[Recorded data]
[BEGIN]
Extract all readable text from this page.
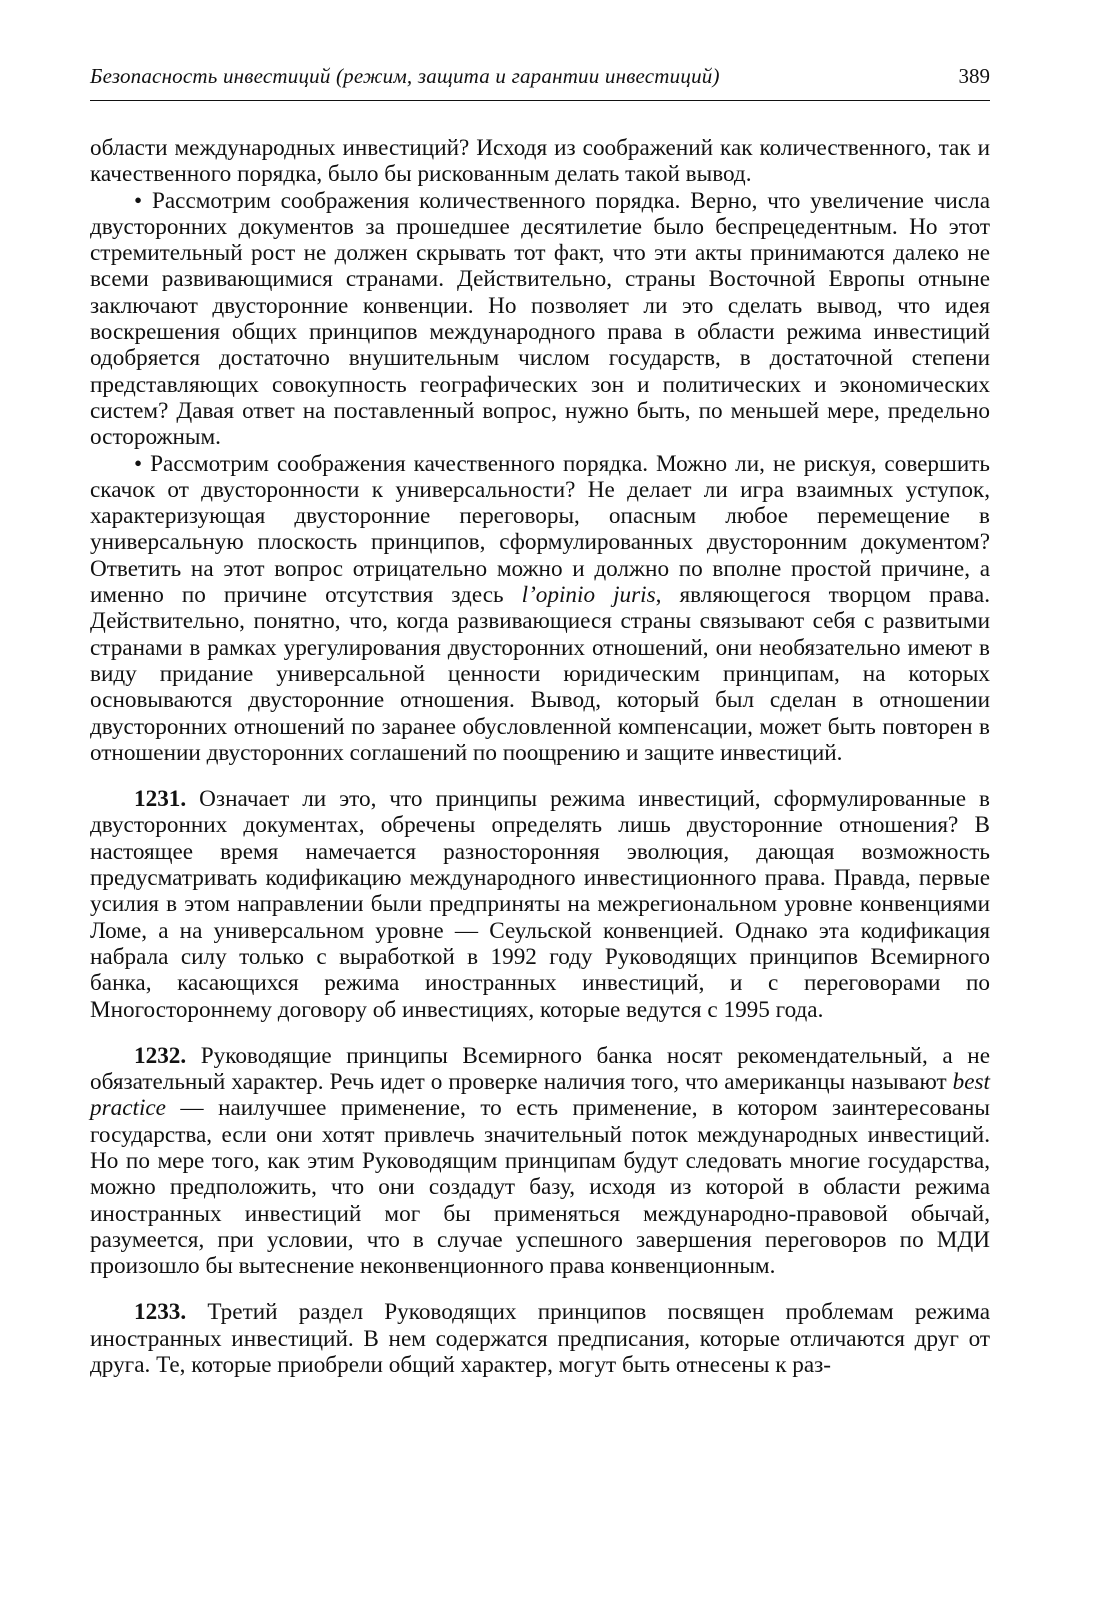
Безопасность инвестиций (режим, защита и гарантии инвестиций)	389

области международных инвестиций? Исходя из соображений как количественного, так и качественного порядка, было бы рискованным делать такой вывод.

• Рассмотрим соображения количественного порядка. Верно, что увеличение числа двусторонних документов за прошедшее десятилетие было беспрецедентным. Но этот стремительный рост не должен скрывать тот факт, что эти акты принимаются далеко не всеми развивающимися странами. Действительно, страны Восточной Европы отныне заключают двусторонние конвенции. Но позволяет ли это сделать вывод, что идея воскрешения общих принципов международного права в области режима инвестиций одобряется достаточно внушительным числом государств, в достаточной степени представляющих совокупность географических зон и политических и экономических систем? Давая ответ на поставленный вопрос, нужно быть, по меньшей мере, предельно осторожным.

• Рассмотрим соображения качественного порядка. Можно ли, не рискуя, совершить скачок от двусторонности к универсальности? Не делает ли игра взаимных уступок, характеризующая двусторонние переговоры, опасным любое перемещение в универсальную плоскость принципов, сформулированных двусторонним документом? Ответить на этот вопрос отрицательно можно и должно по вполне простой причине, а именно по причине отсутствия здесь l’opinio juris, являющегося творцом права. Действительно, понятно, что, когда развивающиеся страны связывают себя с развитыми странами в рамках урегулирования двусторонних отношений, они необязательно имеют в виду придание универсальной ценности юридическим принципам, на которых основываются двусторонние отношения. Вывод, который был сделан в отношении двусторонних отношений по заранее обусловленной компенсации, может быть повторен в отношении двусторонних соглашений по поощрению и защите инвестиций.

1231. Означает ли это, что принципы режима инвестиций, сформулированные в двусторонних документах, обречены определять лишь двусторонние отношения? В настоящее время намечается разносторонняя эволюция, дающая возможность предусматривать кодификацию международного инвестиционного права. Правда, первые усилия в этом направлении были предприняты на межрегиональном уровне конвенциями Ломе, а на универсальном уровне — Сеульской конвенцией. Однако эта кодификация набрала силу только с выработкой в 1992 году Руководящих принципов Всемирного банка, касающихся режима иностранных инвестиций, и с переговорами по Многостороннему договору об инвестициях, которые ведутся с 1995 года.

1232. Руководящие принципы Всемирного банка носят рекомендательный, а не обязательный характер. Речь идет о проверке наличия того, что американцы называют best practice — наилучшее применение, то есть применение, в котором заинтересованы государства, если они хотят привлечь значительный поток международных инвестиций. Но по мере того, как этим Руководящим принципам будут следовать многие государства, можно предположить, что они создадут базу, исходя из которой в области режима иностранных инвестиций мог бы применяться международно-правовой обычай, разумеется, при условии, что в случае успешного завершения переговоров по МДИ произошло бы вытеснение неконвенционного права конвенционным.

1233. Третий раздел Руководящих принципов посвящен проблемам режима иностранных инвестиций. В нем содержатся предписания, которые отличаются друг от друга. Те, которые приобрели общий характер, могут быть отнесены к раз-
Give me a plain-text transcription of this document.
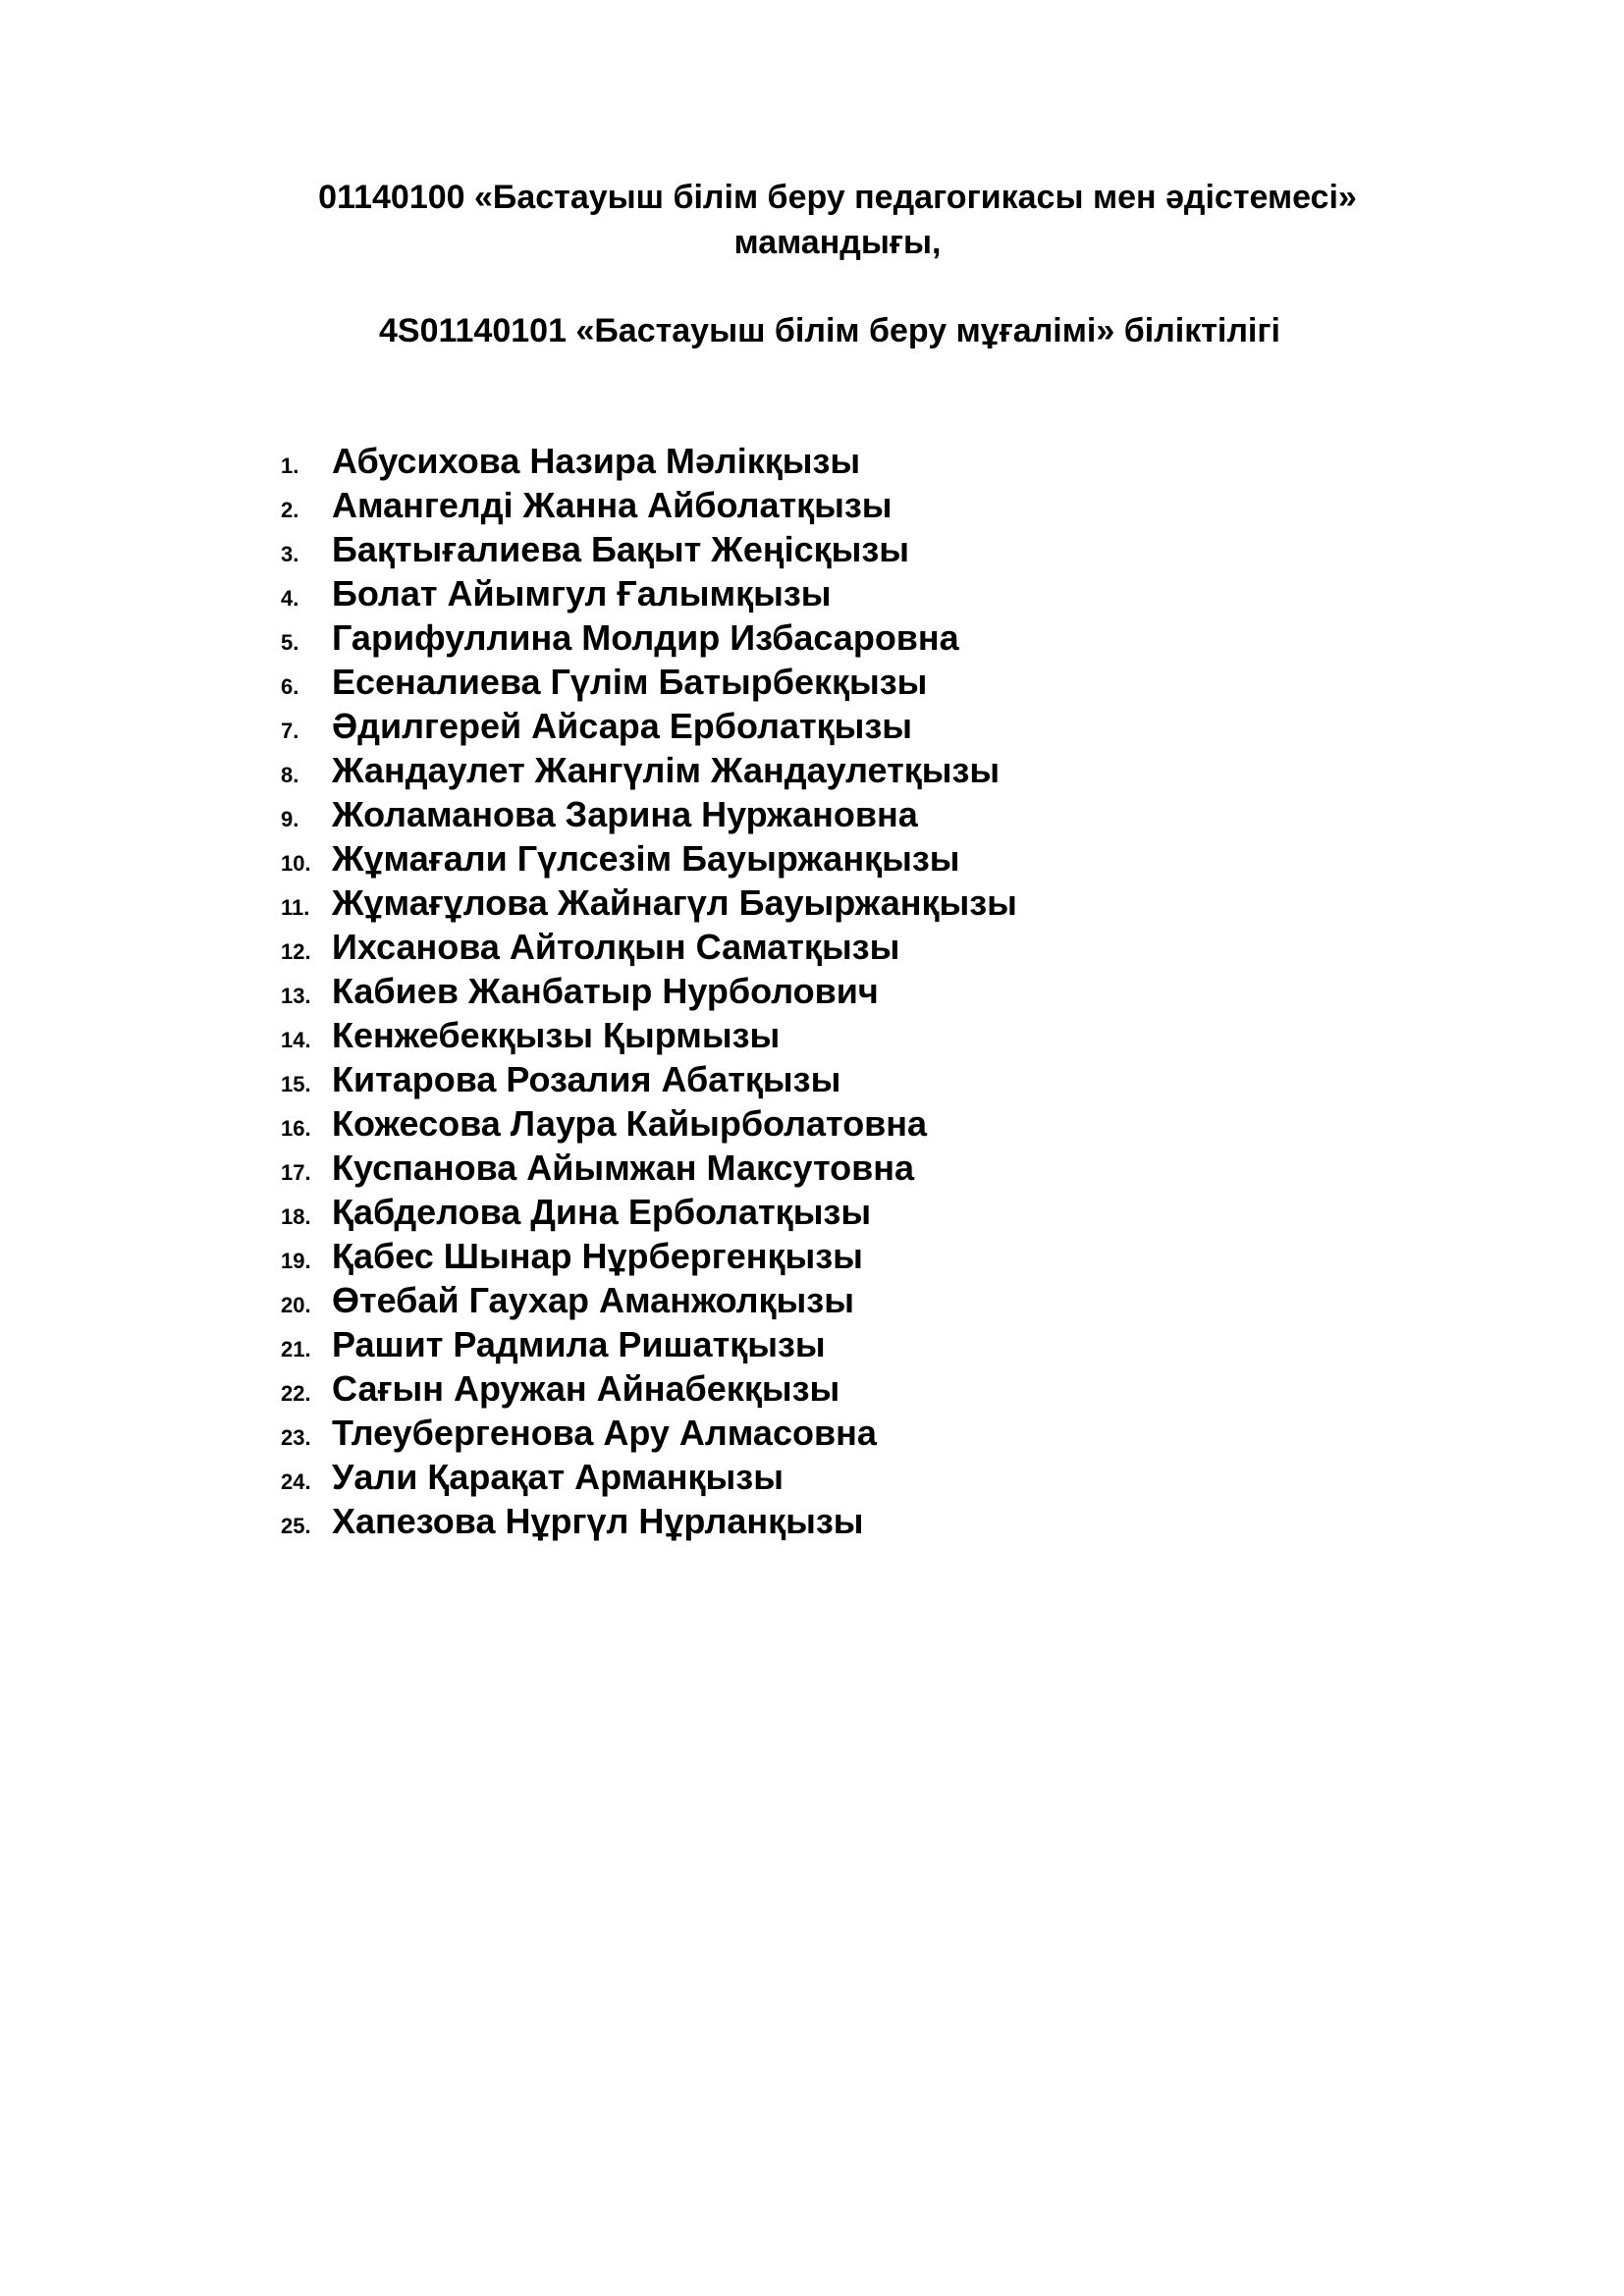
01140100 «Бастауыш білім беру педагогикасы мен әдістемесі»
мамандығы,
4S01140101 «Бастауыш білім беру мұғалімі» біліктілігі
1. Абусихова Назира Мәлікқызы
2. Амангелді Жанна Айболатқызы
3. Бақтығалиева Бақыт Жеңісқызы
4. Болат Айымгул Ғалымқызы
5. Гарифуллина Молдир Избасаровна
6. Есеналиева Гүлім Батырбекқызы
7. Әдилгерей Айсара Ерболатқызы
8. Жандаулет Жангүлім Жандаулетқызы
9. Жоламанова Зарина Нуржановна
10. Жұмағали Гүлсезім Бауыржанқызы
11. Жұмағұлова Жайнагүл Бауыржанқызы
12. Ихсанова Айтолқын Саматқызы
13. Кабиев Жанбатыр Нурболович
14. Кенжебекқызы Қырмызы
15. Китарова Розалия Абатқызы
16. Кожесова Лаура Кайырболатовна
17. Куспанова Айымжан Максутовна
18. Қабделова Дина Ерболатқызы
19. Қабес Шынар Нұрбергенқызы
20. Өтебай Гаухар Аманжолқызы
21. Рашит Радмила Ришатқызы
22. Сағын Аружан Айнабекқызы
23. Тлеубергенова Ару Алмасовна
24. Уали Қарақат Арманқызы
25. Хапезова Нұргүл Нұрланқызы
[END]
Copy out every line where the word "text" occurs.

Extract all readable text from this page.
Give me a plain-text transcription of this document.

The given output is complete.